Stored data entries

★ ★ ★ ★

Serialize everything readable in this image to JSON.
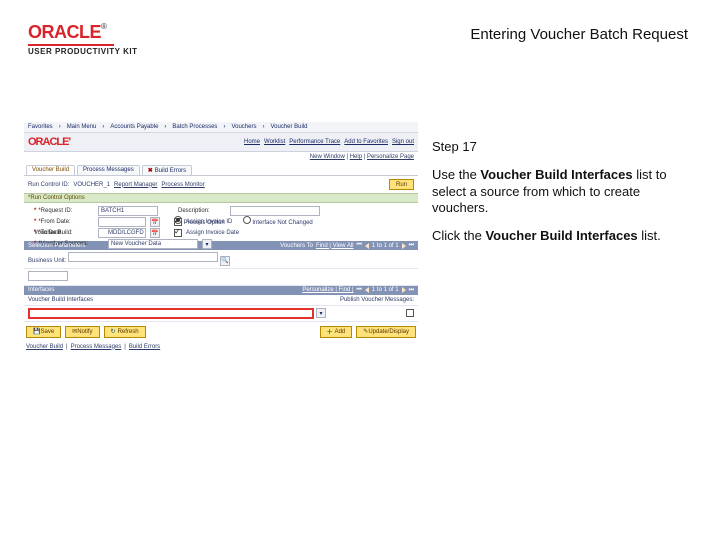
{
  "header": {
    "brand": "ORACLE",
    "subbrand": "USER PRODUCTIVITY KIT",
    "doc_title": "Entering Voucher Batch Request"
  },
  "instructions": {
    "step_label": "Step 17",
    "para1_a": "Use the ",
    "para1_b": "Voucher Build Interfaces",
    "para1_c": " list to select a source from which to create vouchers.",
    "para2_a": "Click the ",
    "para2_b": "Voucher Build Interfaces",
    "para2_c": " list."
  },
  "shot": {
    "menubar": [
      "Favorites",
      "Main Menu",
      "Accounts Payable",
      "Batch Processes",
      "Vouchers",
      "Voucher Build"
    ],
    "brand": "ORACLE'",
    "top_links": [
      "Home",
      "Worklist",
      "Performance Trace",
      "Add to Favorites",
      "Sign out"
    ],
    "subnav": [
      "New Window",
      "Help",
      "Personalize Page"
    ],
    "tabs": [
      {
        "label": "Voucher Build",
        "active": true
      },
      {
        "label": "Process Messages",
        "active": false
      },
      {
        "label": "Build Errors",
        "active": false,
        "err": true
      }
    ],
    "runid_lbl": "Run Control ID:",
    "runid_val": "VOUCHER_1",
    "runid_links": [
      "Report Manager",
      "Process Monitor"
    ],
    "run_btn": "Run",
    "sec_run_ctrl": "*Run Control Options",
    "form": {
      "request_id_lbl": "*Request ID:",
      "request_id_val": "BATCH1",
      "description_lbl": "Description:",
      "description_val": "",
      "from_date_lbl": "*From Date:",
      "from_date_val": "",
      "assign_invoice_lbl": "Assign Invoice ID",
      "to_date_lbl": "*To Date:",
      "to_date_val": "",
      "assign_date_lbl": "Assign Invoice Date",
      "vsources_lbl": "*Voucher Sources:",
      "vsources_val": "New Voucher Data",
      "radio1": "Process Option",
      "radio2": "Interface Not Changed",
      "vb_lbl": "Voucher Build:",
      "vb_val": "MDD/LCGFD"
    },
    "sec_selection": "Selection Parameters",
    "pager1": {
      "label": "Vouchers To",
      "range": "1 to 1 of 1"
    },
    "pager1_link": "Find | View All",
    "row1_lbl": "Business Unit:",
    "row1_val": "",
    "pager2": {
      "label": "Personalize | Find | ",
      "range": "1 to 1 of 1"
    },
    "sec_interfaces": "Interfaces",
    "interfaces_lbl": "Voucher Build Interfaces",
    "publish_lbl": "Publish Voucher Messages:",
    "buttons": {
      "save": "Save",
      "notify": "Notify",
      "refresh": "Refresh",
      "add": "Add",
      "update": "Update/Display"
    },
    "crumb": [
      "Voucher Build",
      "Process Messages",
      "Build Errors"
    ]
  }
}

★ ★ ★ ★

Written task: Spot every line that holds "active" and copy it.

Full solution:
        "active": true
        "active": false
        "active": false,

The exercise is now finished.